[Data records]
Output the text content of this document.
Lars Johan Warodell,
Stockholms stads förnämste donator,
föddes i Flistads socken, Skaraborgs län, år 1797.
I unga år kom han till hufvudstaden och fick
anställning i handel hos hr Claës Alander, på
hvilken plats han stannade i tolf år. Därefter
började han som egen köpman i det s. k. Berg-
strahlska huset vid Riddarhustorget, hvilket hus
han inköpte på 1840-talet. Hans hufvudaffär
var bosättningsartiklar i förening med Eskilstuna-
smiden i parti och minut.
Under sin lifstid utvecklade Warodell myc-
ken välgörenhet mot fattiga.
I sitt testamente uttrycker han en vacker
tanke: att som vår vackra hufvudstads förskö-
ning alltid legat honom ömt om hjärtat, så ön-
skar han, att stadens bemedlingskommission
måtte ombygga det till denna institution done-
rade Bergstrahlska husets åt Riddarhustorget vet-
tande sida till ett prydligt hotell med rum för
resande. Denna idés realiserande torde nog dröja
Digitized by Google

## [Instructions for the task]
Copy out all the entries shown above, character for character.

## [Right answer]
Output the text content of this document.
Lars Johan Warodell,
Stockholms stads förnämste donator,
föddes i Flistads socken, Skaraborgs län, år 1797.
I unga år kom han till hufvudstaden och fick
anställning i handel hos hr Claës Alander, på
hvilken plats han stannade i tolf år. Därefter
började han som egen köpman i det s. k. Berg-
strahlska huset vid Riddarhustorget, hvilket hus
han inköpte på 1840-talet. Hans hufvudaffär
var bosättningsartiklar i förening med Eskilstuna-
smiden i parti och minut.
Under sin lifstid utvecklade Warodell myc-
ken välgörenhet mot fattiga.
I sitt testamente uttrycker han en vacker
tanke: att som vår vackra hufvudstads förskö-
ning alltid legat honom ömt om hjärtat, så ön-
skar han, att stadens bemedlingskommission
måtte ombygga det till denna institution done-
rade Bergstrahlska husets åt Riddarhustorget vet-
tande sida till ett prydligt hotell med rum för
resande. Denna idés realiserande torde nog dröja
Digitized by Google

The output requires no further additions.